• _Work instructions_: Scan the records below. List lines holding "location".

• _Provided material_:
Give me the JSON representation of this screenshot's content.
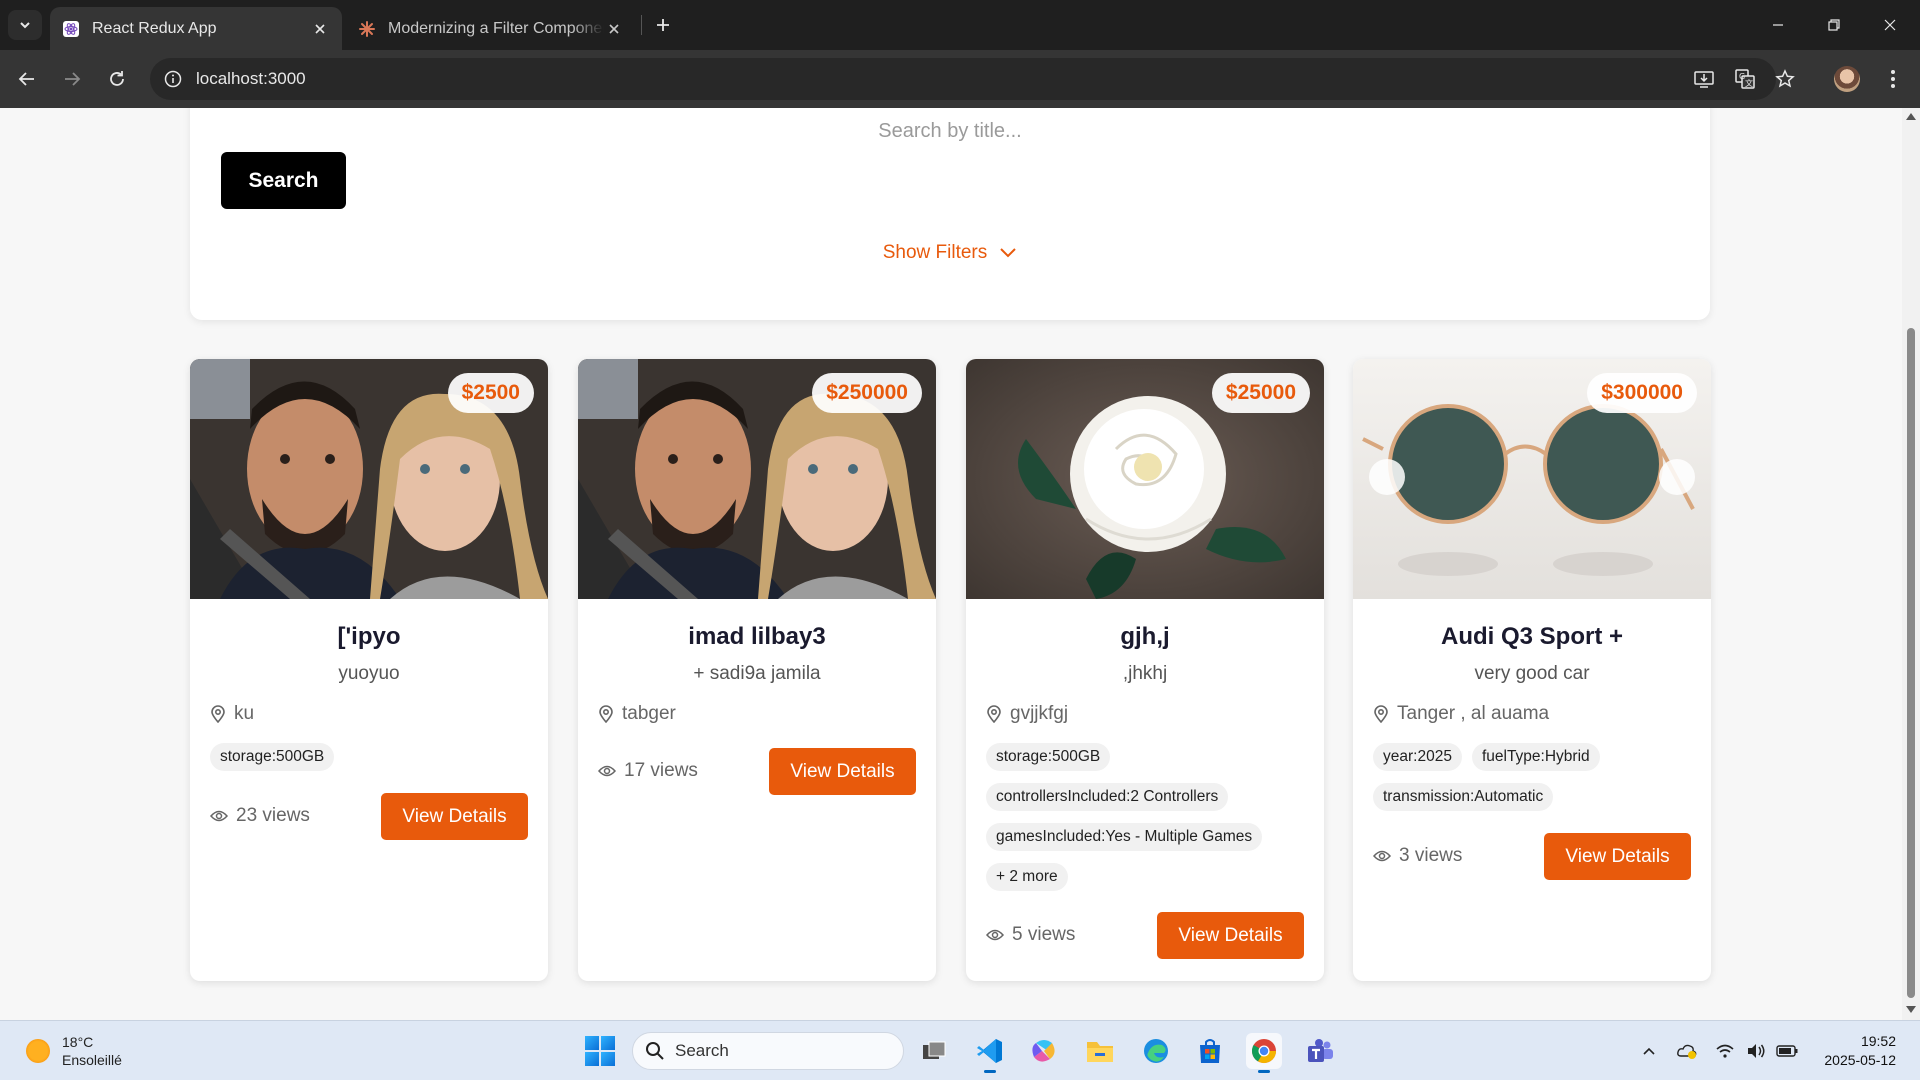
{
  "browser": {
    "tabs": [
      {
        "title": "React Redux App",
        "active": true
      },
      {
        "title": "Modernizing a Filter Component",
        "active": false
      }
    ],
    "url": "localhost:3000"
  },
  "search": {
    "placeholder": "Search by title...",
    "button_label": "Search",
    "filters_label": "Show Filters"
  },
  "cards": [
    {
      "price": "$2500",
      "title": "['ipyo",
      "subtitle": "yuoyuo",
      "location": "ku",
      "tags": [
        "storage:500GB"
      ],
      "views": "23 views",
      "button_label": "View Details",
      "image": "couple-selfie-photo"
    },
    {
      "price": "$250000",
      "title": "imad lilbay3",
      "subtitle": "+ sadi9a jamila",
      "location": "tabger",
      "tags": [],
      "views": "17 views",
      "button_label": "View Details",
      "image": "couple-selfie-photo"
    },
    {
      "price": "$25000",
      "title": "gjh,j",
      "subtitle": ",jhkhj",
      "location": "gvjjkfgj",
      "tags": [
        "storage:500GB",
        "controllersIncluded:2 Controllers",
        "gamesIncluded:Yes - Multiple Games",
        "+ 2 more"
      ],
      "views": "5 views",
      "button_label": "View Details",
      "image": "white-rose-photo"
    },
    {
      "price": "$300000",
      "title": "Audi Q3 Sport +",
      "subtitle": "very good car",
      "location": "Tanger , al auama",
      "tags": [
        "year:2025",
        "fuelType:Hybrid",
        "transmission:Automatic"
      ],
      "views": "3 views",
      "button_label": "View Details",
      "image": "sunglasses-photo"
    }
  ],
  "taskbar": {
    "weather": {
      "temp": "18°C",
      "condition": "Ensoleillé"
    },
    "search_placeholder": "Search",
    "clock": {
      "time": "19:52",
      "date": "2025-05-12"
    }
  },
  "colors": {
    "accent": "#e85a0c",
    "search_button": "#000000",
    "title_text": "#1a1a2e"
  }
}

• _Right answer_:
      "location": "ku",
      "location": "tabger",
      "location": "gvjjkfgj",
      "location": "Tanger , al auama",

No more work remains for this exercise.